* [DATA]:
begin
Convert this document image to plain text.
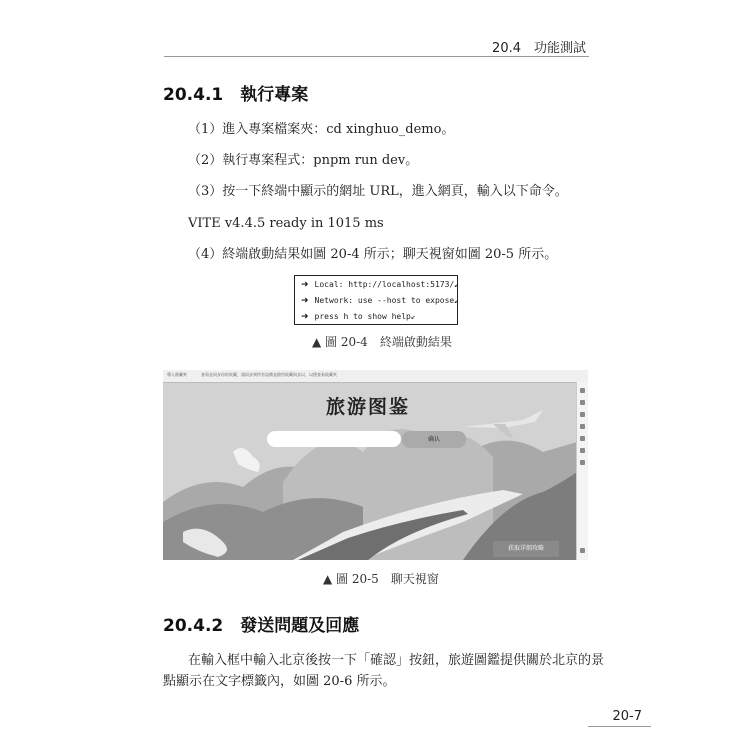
20.4　功能測試
20.4.1　執行專案
（1）進入專案檔案夾：cd xinghuo_demo。
（2）執行專案程式：pnpm run dev。
（3）按一下終端中顯示的網址 URL，進入網頁，輸入以下命令。
VITE v4.4.5 ready in 1015 ms
（4）終端啟動結果如圖 20-4 所示；聊天視窗如圖 20-5 所示。
➜ Local: http://localhost:5173/↙
➜ Network: use --host to expose↙
➜ press h to show help↙
▲ 圖 20-4　終端啟動結果
導入收藏夾	查看並同步你的收藏，請同步到所有設備並啟用收藏同步以，以便查看收藏夾
旅游图鉴
确认
获取详细攻略
▲ 圖 20-5　聊天視窗
20.4.2　發送問題及回應
在輸入框中輸入北京後按一下「確認」按鈕，旅遊圖鑑提供關於北京的景
點顯示在文字標籤內，如圖 20-6 所示。
20-7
end
* [PROBLEM DESCRIPTION]: Repeat the records above verbatim, with no pictures in the result.

* [ANSWER TO THIS EXERCISE]:
Convert this document image to plain text.
20.4　功能測試
20.4.1　執行專案
（1）進入專案檔案夾：cd xinghuo_demo。
（2）執行專案程式：pnpm run dev。
（3）按一下終端中顯示的網址 URL，進入網頁，輸入以下命令。
VITE v4.4.5 ready in 1015 ms
（4）終端啟動結果如圖 20-4 所示；聊天視窗如圖 20-5 所示。
➜ Local: http://localhost:5173/↙
➜ Network: use --host to expose↙
➜ press h to show help↙
▲ 圖 20-4　終端啟動結果
導入收藏夾	查看並同步你的收藏，請同步到所有設備並啟用收藏同步以，以便查看收藏夾
旅游图鉴
确认
获取详细攻略
▲ 圖 20-5　聊天視窗
20.4.2　發送問題及回應
在輸入框中輸入北京後按一下「確認」按鈕，旅遊圖鑑提供關於北京的景
點顯示在文字標籤內，如圖 20-6 所示。
20-7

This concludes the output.